Part of a data file:
## BEGIN

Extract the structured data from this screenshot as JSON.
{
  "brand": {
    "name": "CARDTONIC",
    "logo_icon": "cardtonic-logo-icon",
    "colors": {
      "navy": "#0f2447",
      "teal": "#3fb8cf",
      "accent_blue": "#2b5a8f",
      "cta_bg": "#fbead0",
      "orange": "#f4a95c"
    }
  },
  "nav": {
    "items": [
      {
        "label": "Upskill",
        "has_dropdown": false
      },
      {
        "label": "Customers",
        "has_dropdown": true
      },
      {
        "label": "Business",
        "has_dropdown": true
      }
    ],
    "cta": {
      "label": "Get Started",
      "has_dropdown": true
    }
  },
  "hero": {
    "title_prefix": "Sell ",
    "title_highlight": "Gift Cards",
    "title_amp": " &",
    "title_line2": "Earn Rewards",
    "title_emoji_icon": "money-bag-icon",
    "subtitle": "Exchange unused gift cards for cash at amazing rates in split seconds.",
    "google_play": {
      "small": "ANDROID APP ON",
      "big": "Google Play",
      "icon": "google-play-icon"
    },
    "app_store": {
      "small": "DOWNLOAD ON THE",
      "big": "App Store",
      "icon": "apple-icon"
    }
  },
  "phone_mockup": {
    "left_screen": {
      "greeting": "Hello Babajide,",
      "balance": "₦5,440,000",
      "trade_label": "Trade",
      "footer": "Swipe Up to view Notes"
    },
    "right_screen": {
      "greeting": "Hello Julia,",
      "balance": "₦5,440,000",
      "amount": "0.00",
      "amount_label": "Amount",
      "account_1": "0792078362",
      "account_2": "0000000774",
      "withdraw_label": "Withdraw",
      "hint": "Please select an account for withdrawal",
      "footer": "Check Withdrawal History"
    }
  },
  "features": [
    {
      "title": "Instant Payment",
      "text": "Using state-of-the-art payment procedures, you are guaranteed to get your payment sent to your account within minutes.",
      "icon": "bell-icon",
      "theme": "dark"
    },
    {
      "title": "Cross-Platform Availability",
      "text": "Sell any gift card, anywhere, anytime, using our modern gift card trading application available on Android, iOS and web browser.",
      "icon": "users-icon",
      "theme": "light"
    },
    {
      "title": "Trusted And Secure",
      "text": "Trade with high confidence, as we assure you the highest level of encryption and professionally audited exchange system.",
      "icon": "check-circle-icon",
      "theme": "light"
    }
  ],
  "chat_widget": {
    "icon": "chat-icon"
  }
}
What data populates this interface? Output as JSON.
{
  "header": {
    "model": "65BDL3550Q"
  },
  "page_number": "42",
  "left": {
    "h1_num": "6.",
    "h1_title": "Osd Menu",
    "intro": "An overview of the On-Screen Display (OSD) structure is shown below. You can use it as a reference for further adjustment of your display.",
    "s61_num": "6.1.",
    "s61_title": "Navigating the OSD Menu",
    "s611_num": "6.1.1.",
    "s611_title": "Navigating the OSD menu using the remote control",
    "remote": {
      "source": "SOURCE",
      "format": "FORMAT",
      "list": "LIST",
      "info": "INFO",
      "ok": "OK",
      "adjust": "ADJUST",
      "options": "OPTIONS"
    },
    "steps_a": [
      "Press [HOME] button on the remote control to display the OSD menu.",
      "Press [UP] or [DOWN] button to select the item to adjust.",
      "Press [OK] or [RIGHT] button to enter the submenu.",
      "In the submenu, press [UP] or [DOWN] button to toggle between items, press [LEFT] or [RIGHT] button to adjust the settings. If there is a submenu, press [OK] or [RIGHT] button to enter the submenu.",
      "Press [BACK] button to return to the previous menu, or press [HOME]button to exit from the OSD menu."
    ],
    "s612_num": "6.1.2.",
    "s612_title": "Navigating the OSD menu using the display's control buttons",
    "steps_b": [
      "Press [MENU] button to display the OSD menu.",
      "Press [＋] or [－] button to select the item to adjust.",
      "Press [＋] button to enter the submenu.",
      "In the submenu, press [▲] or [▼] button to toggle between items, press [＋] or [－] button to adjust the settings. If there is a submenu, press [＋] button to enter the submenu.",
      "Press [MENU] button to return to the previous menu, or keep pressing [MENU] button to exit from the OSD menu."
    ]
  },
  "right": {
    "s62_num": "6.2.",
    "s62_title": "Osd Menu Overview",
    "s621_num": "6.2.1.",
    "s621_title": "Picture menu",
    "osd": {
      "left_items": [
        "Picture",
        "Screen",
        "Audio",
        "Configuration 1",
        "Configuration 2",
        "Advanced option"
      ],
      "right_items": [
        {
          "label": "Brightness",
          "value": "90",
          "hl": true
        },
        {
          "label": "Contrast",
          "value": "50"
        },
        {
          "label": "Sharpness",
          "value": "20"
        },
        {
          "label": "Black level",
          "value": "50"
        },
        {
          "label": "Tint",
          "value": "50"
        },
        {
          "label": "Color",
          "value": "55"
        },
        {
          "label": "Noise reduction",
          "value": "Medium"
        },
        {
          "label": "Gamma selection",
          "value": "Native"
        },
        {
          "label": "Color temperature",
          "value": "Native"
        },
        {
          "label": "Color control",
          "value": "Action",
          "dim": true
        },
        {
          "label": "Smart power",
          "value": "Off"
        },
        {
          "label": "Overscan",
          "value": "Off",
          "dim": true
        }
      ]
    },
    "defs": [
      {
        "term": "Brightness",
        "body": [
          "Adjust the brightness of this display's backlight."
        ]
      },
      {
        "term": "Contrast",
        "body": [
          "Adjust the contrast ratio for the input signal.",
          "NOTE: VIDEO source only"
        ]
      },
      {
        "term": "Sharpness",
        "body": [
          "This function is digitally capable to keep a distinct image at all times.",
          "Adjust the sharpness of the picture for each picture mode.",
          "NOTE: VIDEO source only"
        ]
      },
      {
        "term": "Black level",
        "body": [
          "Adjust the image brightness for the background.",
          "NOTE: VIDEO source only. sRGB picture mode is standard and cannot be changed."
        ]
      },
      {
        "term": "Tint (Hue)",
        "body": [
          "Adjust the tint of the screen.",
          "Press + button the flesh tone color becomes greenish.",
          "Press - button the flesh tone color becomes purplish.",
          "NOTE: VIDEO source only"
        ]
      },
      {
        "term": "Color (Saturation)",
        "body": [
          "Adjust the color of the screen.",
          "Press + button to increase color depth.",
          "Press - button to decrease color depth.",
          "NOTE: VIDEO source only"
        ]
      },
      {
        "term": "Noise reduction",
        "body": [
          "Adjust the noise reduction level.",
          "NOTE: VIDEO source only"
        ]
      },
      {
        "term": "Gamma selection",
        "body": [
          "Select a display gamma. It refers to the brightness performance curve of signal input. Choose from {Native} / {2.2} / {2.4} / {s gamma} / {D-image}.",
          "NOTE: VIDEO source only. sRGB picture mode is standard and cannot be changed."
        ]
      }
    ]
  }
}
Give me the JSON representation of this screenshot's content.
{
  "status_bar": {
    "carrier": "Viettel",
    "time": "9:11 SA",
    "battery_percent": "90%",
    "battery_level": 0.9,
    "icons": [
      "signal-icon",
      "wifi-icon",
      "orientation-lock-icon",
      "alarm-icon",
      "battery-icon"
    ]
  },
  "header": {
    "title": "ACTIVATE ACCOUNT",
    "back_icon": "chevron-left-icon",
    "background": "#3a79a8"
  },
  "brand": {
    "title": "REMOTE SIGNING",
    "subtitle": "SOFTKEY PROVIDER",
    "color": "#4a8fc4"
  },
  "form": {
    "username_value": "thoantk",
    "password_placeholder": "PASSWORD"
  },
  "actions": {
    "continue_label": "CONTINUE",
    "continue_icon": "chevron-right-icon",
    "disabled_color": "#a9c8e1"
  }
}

## END

_EXERCISE DESCRIPTION:_ Reproduce the full set of records precisely.

_FINISHED TASK:_
Extract the structured data from this screenshot as JSON.
{
  "brand": {
    "name": "CARDTONIC",
    "logo_icon": "cardtonic-logo-icon",
    "colors": {
      "navy": "#0f2447",
      "teal": "#3fb8cf",
      "accent_blue": "#2b5a8f",
      "cta_bg": "#fbead0",
      "orange": "#f4a95c"
    }
  },
  "nav": {
    "items": [
      {
        "label": "Upskill",
        "has_dropdown": false
      },
      {
        "label": "Customers",
        "has_dropdown": true
      },
      {
        "label": "Business",
        "has_dropdown": true
      }
    ],
    "cta": {
      "label": "Get Started",
      "has_dropdown": true
    }
  },
  "hero": {
    "title_prefix": "Sell ",
    "title_highlight": "Gift Cards",
    "title_amp": " &",
    "title_line2": "Earn Rewards",
    "title_emoji_icon": "money-bag-icon",
    "subtitle": "Exchange unused gift cards for cash at amazing rates in split seconds.",
    "google_play": {
      "small": "ANDROID APP ON",
      "big": "Google Play",
      "icon": "google-play-icon"
    },
    "app_store": {
      "small": "DOWNLOAD ON THE",
      "big": "App Store",
      "icon": "apple-icon"
    }
  },
  "phone_mockup": {
    "left_screen": {
      "greeting": "Hello Babajide,",
      "balance": "₦5,440,000",
      "trade_label": "Trade",
      "footer": "Swipe Up to view Notes"
    },
    "right_screen": {
      "greeting": "Hello Julia,",
      "balance": "₦5,440,000",
      "amount": "0.00",
      "amount_label": "Amount",
      "account_1": "0792078362",
      "account_2": "0000000774",
      "withdraw_label": "Withdraw",
      "hint": "Please select an account for withdrawal",
      "footer": "Check Withdrawal History"
    }
  },
  "features": [
    {
      "title": "Instant Payment",
      "text": "Using state-of-the-art payment procedures, you are guaranteed to get your payment sent to your account within minutes.",
      "icon": "bell-icon",
      "theme": "dark"
    },
    {
      "title": "Cross-Platform Availability",
      "text": "Sell any gift card, anywhere, anytime, using our modern gift card trading application available on Android, iOS and web browser.",
      "icon": "users-icon",
      "theme": "light"
    },
    {
      "title": "Trusted And Secure",
      "text": "Trade with high confidence, as we assure you the highest level of encryption and professionally audited exchange system.",
      "icon": "check-circle-icon",
      "theme": "light"
    }
  ],
  "chat_widget": {
    "icon": "chat-icon"
  }
}
What data populates this interface? Output as JSON.
{
  "header": {
    "model": "65BDL3550Q"
  },
  "page_number": "42",
  "left": {
    "h1_num": "6.",
    "h1_title": "Osd Menu",
    "intro": "An overview of the On-Screen Display (OSD) structure is shown below. You can use it as a reference for further adjustment of your display.",
    "s61_num": "6.1.",
    "s61_title": "Navigating the OSD Menu",
    "s611_num": "6.1.1.",
    "s611_title": "Navigating the OSD menu using the remote control",
    "remote": {
      "source": "SOURCE",
      "format": "FORMAT",
      "list": "LIST",
      "info": "INFO",
      "ok": "OK",
      "adjust": "ADJUST",
      "options": "OPTIONS"
    },
    "steps_a": [
      "Press [HOME] button on the remote control to display the OSD menu.",
      "Press [UP] or [DOWN] button to select the item to adjust.",
      "Press [OK] or [RIGHT] button to enter the submenu.",
      "In the submenu, press [UP] or [DOWN] button to toggle between items, press [LEFT] or [RIGHT] button to adjust the settings. If there is a submenu, press [OK] or [RIGHT] button to enter the submenu.",
      "Press [BACK] button to return to the previous menu, or press [HOME]button to exit from the OSD menu."
    ],
    "s612_num": "6.1.2.",
    "s612_title": "Navigating the OSD menu using the display's control buttons",
    "steps_b": [
      "Press [MENU] button to display the OSD menu.",
      "Press [＋] or [－] button to select the item to adjust.",
      "Press [＋] button to enter the submenu.",
      "In the submenu, press [▲] or [▼] button to toggle between items, press [＋] or [－] button to adjust the settings. If there is a submenu, press [＋] button to enter the submenu.",
      "Press [MENU] button to return to the previous menu, or keep pressing [MENU] button to exit from the OSD menu."
    ]
  },
  "right": {
    "s62_num": "6.2.",
    "s62_title": "Osd Menu Overview",
    "s621_num": "6.2.1.",
    "s621_title": "Picture menu",
    "osd": {
      "left_items": [
        "Picture",
        "Screen",
        "Audio",
        "Configuration 1",
        "Configuration 2",
        "Advanced option"
      ],
      "right_items": [
        {
          "label": "Brightness",
          "value": "90",
          "hl": true
        },
        {
          "label": "Contrast",
          "value": "50"
        },
        {
          "label": "Sharpness",
          "value": "20"
        },
        {
          "label": "Black level",
          "value": "50"
        },
        {
          "label": "Tint",
          "value": "50"
        },
        {
          "label": "Color",
          "value": "55"
        },
        {
          "label": "Noise reduction",
          "value": "Medium"
        },
        {
          "label": "Gamma selection",
          "value": "Native"
        },
        {
          "label": "Color temperature",
          "value": "Native"
        },
        {
          "label": "Color control",
          "value": "Action",
          "dim": true
        },
        {
          "label": "Smart power",
          "value": "Off"
        },
        {
          "label": "Overscan",
          "value": "Off",
          "dim": true
        }
      ]
    },
    "defs": [
      {
        "term": "Brightness",
        "body": [
          "Adjust the brightness of this display's backlight."
        ]
      },
      {
        "term": "Contrast",
        "body": [
          "Adjust the contrast ratio for the input signal.",
          "NOTE: VIDEO source only"
        ]
      },
      {
        "term": "Sharpness",
        "body": [
          "This function is digitally capable to keep a distinct image at all times.",
          "Adjust the sharpness of the picture for each picture mode.",
          "NOTE: VIDEO source only"
        ]
      },
      {
        "term": "Black level",
        "body": [
          "Adjust the image brightness for the background.",
          "NOTE: VIDEO source only. sRGB picture mode is standard and cannot be changed."
        ]
      },
      {
        "term": "Tint (Hue)",
        "body": [
          "Adjust the tint of the screen.",
          "Press + button the flesh tone color becomes greenish.",
          "Press - button the flesh tone color becomes purplish.",
          "NOTE: VIDEO source only"
        ]
      },
      {
        "term": "Color (Saturation)",
        "body": [
          "Adjust the color of the screen.",
          "Press + button to increase color depth.",
          "Press - button to decrease color depth.",
          "NOTE: VIDEO source only"
        ]
      },
      {
        "term": "Noise reduction",
        "body": [
          "Adjust the noise reduction level.",
          "NOTE: VIDEO source only"
        ]
      },
      {
        "term": "Gamma selection",
        "body": [
          "Select a display gamma. It refers to the brightness performance curve of signal input. Choose from {Native} / {2.2} / {2.4} / {s gamma} / {D-image}.",
          "NOTE: VIDEO source only. sRGB picture mode is standard and cannot be changed."
        ]
      }
    ]
  }
}
Give me the JSON representation of this screenshot's content.
{
  "status_bar": {
    "carrier": "Viettel",
    "time": "9:11 SA",
    "battery_percent": "90%",
    "battery_level": 0.9,
    "icons": [
      "signal-icon",
      "wifi-icon",
      "orientation-lock-icon",
      "alarm-icon",
      "battery-icon"
    ]
  },
  "header": {
    "title": "ACTIVATE ACCOUNT",
    "back_icon": "chevron-left-icon",
    "background": "#3a79a8"
  },
  "brand": {
    "title": "REMOTE SIGNING",
    "subtitle": "SOFTKEY PROVIDER",
    "color": "#4a8fc4"
  },
  "form": {
    "username_value": "thoantk",
    "password_placeholder": "PASSWORD"
  },
  "actions": {
    "continue_label": "CONTINUE",
    "continue_icon": "chevron-right-icon",
    "disabled_color": "#a9c8e1"
  }
}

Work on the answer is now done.